§ Short exercise:
Repeat every line of the listing below exactly, minus the pictures.
--- Begin Data to use ---
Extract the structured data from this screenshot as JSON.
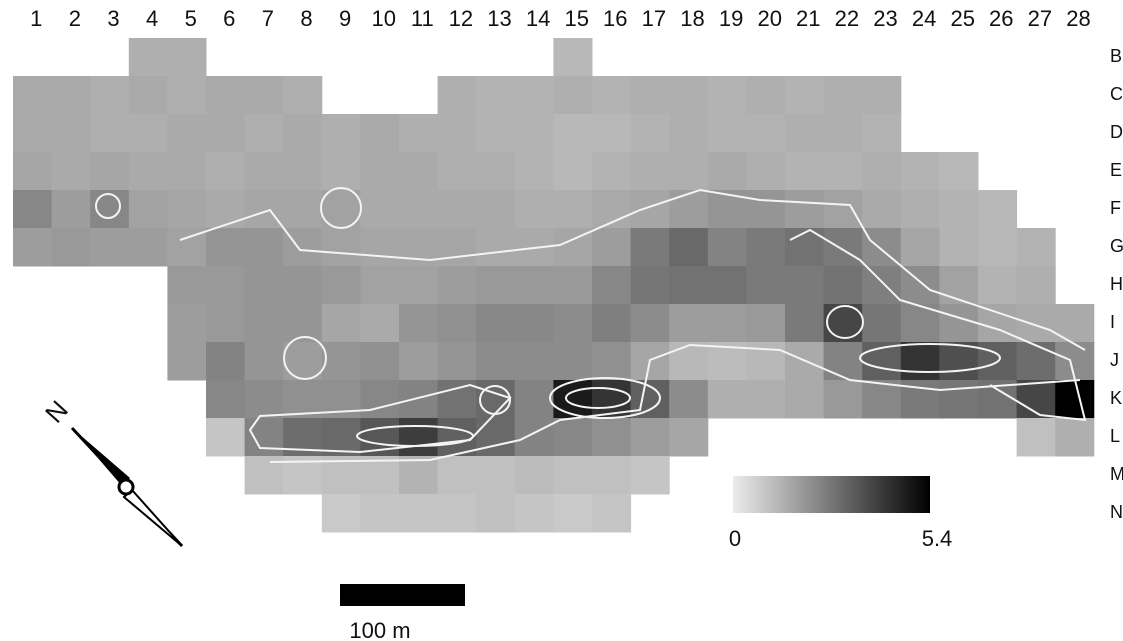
{
  "column_labels": [
    "1",
    "2",
    "3",
    "4",
    "5",
    "6",
    "7",
    "8",
    "9",
    "10",
    "11",
    "12",
    "13",
    "14",
    "15",
    "16",
    "17",
    "18",
    "19",
    "20",
    "21",
    "22",
    "23",
    "24",
    "25",
    "26",
    "27",
    "28"
  ],
  "row_labels": [
    "B",
    "C",
    "D",
    "E",
    "F",
    "G",
    "H",
    "I",
    "J",
    "K",
    "L",
    "M",
    "N"
  ],
  "cells": [
    [
      null,
      null,
      null,
      1.4,
      1.4,
      null,
      null,
      null,
      null,
      null,
      null,
      null,
      null,
      null,
      1.2,
      null,
      null,
      null,
      null,
      null,
      null,
      null,
      null,
      null,
      null,
      null,
      null,
      null
    ],
    [
      1.5,
      1.5,
      1.4,
      1.5,
      1.4,
      1.5,
      1.5,
      1.4,
      null,
      null,
      null,
      1.4,
      1.3,
      1.3,
      1.4,
      1.3,
      1.4,
      1.4,
      1.3,
      1.4,
      1.3,
      1.4,
      1.4,
      null,
      null,
      null,
      null,
      null
    ],
    [
      1.5,
      1.5,
      1.4,
      1.4,
      1.5,
      1.5,
      1.4,
      1.5,
      1.4,
      1.5,
      1.4,
      1.4,
      1.3,
      1.3,
      1.2,
      1.2,
      1.3,
      1.4,
      1.3,
      1.3,
      1.4,
      1.4,
      1.3,
      null,
      null,
      null,
      null,
      null
    ],
    [
      1.6,
      1.5,
      1.6,
      1.5,
      1.5,
      1.4,
      1.5,
      1.5,
      1.4,
      1.5,
      1.5,
      1.4,
      1.4,
      1.3,
      1.2,
      1.3,
      1.4,
      1.4,
      1.5,
      1.4,
      1.3,
      1.3,
      1.4,
      1.3,
      1.2,
      null,
      null,
      null
    ],
    [
      2.3,
      1.8,
      2.3,
      1.7,
      1.6,
      1.5,
      1.6,
      1.6,
      1.7,
      1.5,
      1.5,
      1.5,
      1.5,
      1.4,
      1.4,
      1.5,
      1.6,
      1.8,
      2.0,
      2.0,
      1.8,
      1.7,
      1.5,
      1.4,
      1.3,
      1.2,
      null,
      null
    ],
    [
      1.8,
      1.9,
      1.8,
      1.8,
      1.7,
      2.0,
      2.0,
      1.8,
      1.7,
      1.6,
      1.6,
      1.6,
      1.5,
      1.5,
      1.6,
      1.8,
      2.6,
      3.0,
      2.4,
      2.6,
      2.8,
      2.6,
      2.2,
      1.6,
      1.3,
      1.2,
      1.3,
      null
    ],
    [
      null,
      null,
      null,
      null,
      1.9,
      1.9,
      2.0,
      2.0,
      1.9,
      1.7,
      1.7,
      1.8,
      1.9,
      1.9,
      1.9,
      2.3,
      2.7,
      2.8,
      2.8,
      2.6,
      2.6,
      2.8,
      2.5,
      2.2,
      1.7,
      1.3,
      1.4,
      null
    ],
    [
      null,
      null,
      null,
      null,
      1.8,
      1.9,
      2.0,
      2.0,
      1.6,
      1.5,
      2.0,
      2.1,
      2.3,
      2.3,
      2.2,
      2.5,
      2.2,
      1.8,
      1.8,
      1.9,
      2.6,
      3.8,
      2.7,
      2.3,
      2.0,
      1.6,
      1.5,
      1.5
    ],
    [
      null,
      null,
      null,
      null,
      1.8,
      2.4,
      2.0,
      1.8,
      2.0,
      2.1,
      1.8,
      2.0,
      2.2,
      2.2,
      2.2,
      2.1,
      1.6,
      1.2,
      1.1,
      1.2,
      1.5,
      2.4,
      3.2,
      4.2,
      3.6,
      3.2,
      2.9,
      2.2
    ],
    [
      null,
      null,
      null,
      null,
      null,
      2.3,
      2.2,
      2.1,
      2.1,
      2.3,
      2.4,
      2.8,
      3.0,
      2.4,
      4.8,
      4.2,
      3.2,
      2.2,
      1.4,
      1.4,
      1.5,
      1.9,
      2.3,
      2.6,
      2.7,
      2.8,
      3.8,
      5.4
    ],
    [
      null,
      null,
      null,
      null,
      null,
      0.9,
      2.4,
      2.9,
      3.0,
      3.4,
      4.0,
      3.2,
      3.0,
      2.4,
      2.3,
      2.1,
      1.8,
      1.6,
      null,
      null,
      null,
      null,
      null,
      null,
      null,
      null,
      1.0,
      1.4
    ],
    [
      null,
      null,
      null,
      null,
      null,
      null,
      1.0,
      0.9,
      1.0,
      1.0,
      1.3,
      1.0,
      1.0,
      1.1,
      1.0,
      1.0,
      0.9,
      null,
      null,
      null,
      null,
      null,
      null,
      null,
      null,
      null,
      null,
      null
    ],
    [
      null,
      null,
      null,
      null,
      null,
      null,
      null,
      null,
      0.8,
      0.9,
      0.9,
      0.9,
      1.0,
      0.9,
      0.8,
      0.9,
      null,
      null,
      null,
      null,
      null,
      null,
      null,
      null,
      null,
      null,
      null,
      null
    ]
  ],
  "colorbar": {
    "min": 0,
    "max": 5.4
  },
  "scale_bar": "100 m",
  "north": "N"
}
--- End Data to use ---
§ Expected answer:
Extract the structured data from this screenshot as JSON.
{
  "column_labels": [
    "1",
    "2",
    "3",
    "4",
    "5",
    "6",
    "7",
    "8",
    "9",
    "10",
    "11",
    "12",
    "13",
    "14",
    "15",
    "16",
    "17",
    "18",
    "19",
    "20",
    "21",
    "22",
    "23",
    "24",
    "25",
    "26",
    "27",
    "28"
  ],
  "row_labels": [
    "B",
    "C",
    "D",
    "E",
    "F",
    "G",
    "H",
    "I",
    "J",
    "K",
    "L",
    "M",
    "N"
  ],
  "cells": [
    [
      null,
      null,
      null,
      1.4,
      1.4,
      null,
      null,
      null,
      null,
      null,
      null,
      null,
      null,
      null,
      1.2,
      null,
      null,
      null,
      null,
      null,
      null,
      null,
      null,
      null,
      null,
      null,
      null,
      null
    ],
    [
      1.5,
      1.5,
      1.4,
      1.5,
      1.4,
      1.5,
      1.5,
      1.4,
      null,
      null,
      null,
      1.4,
      1.3,
      1.3,
      1.4,
      1.3,
      1.4,
      1.4,
      1.3,
      1.4,
      1.3,
      1.4,
      1.4,
      null,
      null,
      null,
      null,
      null
    ],
    [
      1.5,
      1.5,
      1.4,
      1.4,
      1.5,
      1.5,
      1.4,
      1.5,
      1.4,
      1.5,
      1.4,
      1.4,
      1.3,
      1.3,
      1.2,
      1.2,
      1.3,
      1.4,
      1.3,
      1.3,
      1.4,
      1.4,
      1.3,
      null,
      null,
      null,
      null,
      null
    ],
    [
      1.6,
      1.5,
      1.6,
      1.5,
      1.5,
      1.4,
      1.5,
      1.5,
      1.4,
      1.5,
      1.5,
      1.4,
      1.4,
      1.3,
      1.2,
      1.3,
      1.4,
      1.4,
      1.5,
      1.4,
      1.3,
      1.3,
      1.4,
      1.3,
      1.2,
      null,
      null,
      null
    ],
    [
      2.3,
      1.8,
      2.3,
      1.7,
      1.6,
      1.5,
      1.6,
      1.6,
      1.7,
      1.5,
      1.5,
      1.5,
      1.5,
      1.4,
      1.4,
      1.5,
      1.6,
      1.8,
      2.0,
      2.0,
      1.8,
      1.7,
      1.5,
      1.4,
      1.3,
      1.2,
      null,
      null
    ],
    [
      1.8,
      1.9,
      1.8,
      1.8,
      1.7,
      2.0,
      2.0,
      1.8,
      1.7,
      1.6,
      1.6,
      1.6,
      1.5,
      1.5,
      1.6,
      1.8,
      2.6,
      3.0,
      2.4,
      2.6,
      2.8,
      2.6,
      2.2,
      1.6,
      1.3,
      1.2,
      1.3,
      null
    ],
    [
      null,
      null,
      null,
      null,
      1.9,
      1.9,
      2.0,
      2.0,
      1.9,
      1.7,
      1.7,
      1.8,
      1.9,
      1.9,
      1.9,
      2.3,
      2.7,
      2.8,
      2.8,
      2.6,
      2.6,
      2.8,
      2.5,
      2.2,
      1.7,
      1.3,
      1.4,
      null
    ],
    [
      null,
      null,
      null,
      null,
      1.8,
      1.9,
      2.0,
      2.0,
      1.6,
      1.5,
      2.0,
      2.1,
      2.3,
      2.3,
      2.2,
      2.5,
      2.2,
      1.8,
      1.8,
      1.9,
      2.6,
      3.8,
      2.7,
      2.3,
      2.0,
      1.6,
      1.5,
      1.5
    ],
    [
      null,
      null,
      null,
      null,
      1.8,
      2.4,
      2.0,
      1.8,
      2.0,
      2.1,
      1.8,
      2.0,
      2.2,
      2.2,
      2.2,
      2.1,
      1.6,
      1.2,
      1.1,
      1.2,
      1.5,
      2.4,
      3.2,
      4.2,
      3.6,
      3.2,
      2.9,
      2.2
    ],
    [
      null,
      null,
      null,
      null,
      null,
      2.3,
      2.2,
      2.1,
      2.1,
      2.3,
      2.4,
      2.8,
      3.0,
      2.4,
      4.8,
      4.2,
      3.2,
      2.2,
      1.4,
      1.4,
      1.5,
      1.9,
      2.3,
      2.6,
      2.7,
      2.8,
      3.8,
      5.4
    ],
    [
      null,
      null,
      null,
      null,
      null,
      0.9,
      2.4,
      2.9,
      3.0,
      3.4,
      4.0,
      3.2,
      3.0,
      2.4,
      2.3,
      2.1,
      1.8,
      1.6,
      null,
      null,
      null,
      null,
      null,
      null,
      null,
      null,
      1.0,
      1.4
    ],
    [
      null,
      null,
      null,
      null,
      null,
      null,
      1.0,
      0.9,
      1.0,
      1.0,
      1.3,
      1.0,
      1.0,
      1.1,
      1.0,
      1.0,
      0.9,
      null,
      null,
      null,
      null,
      null,
      null,
      null,
      null,
      null,
      null,
      null
    ],
    [
      null,
      null,
      null,
      null,
      null,
      null,
      null,
      null,
      0.8,
      0.9,
      0.9,
      0.9,
      1.0,
      0.9,
      0.8,
      0.9,
      null,
      null,
      null,
      null,
      null,
      null,
      null,
      null,
      null,
      null,
      null,
      null
    ]
  ],
  "colorbar": {
    "min": 0,
    "max": 5.4
  },
  "scale_bar": "100 m",
  "north": "N"
}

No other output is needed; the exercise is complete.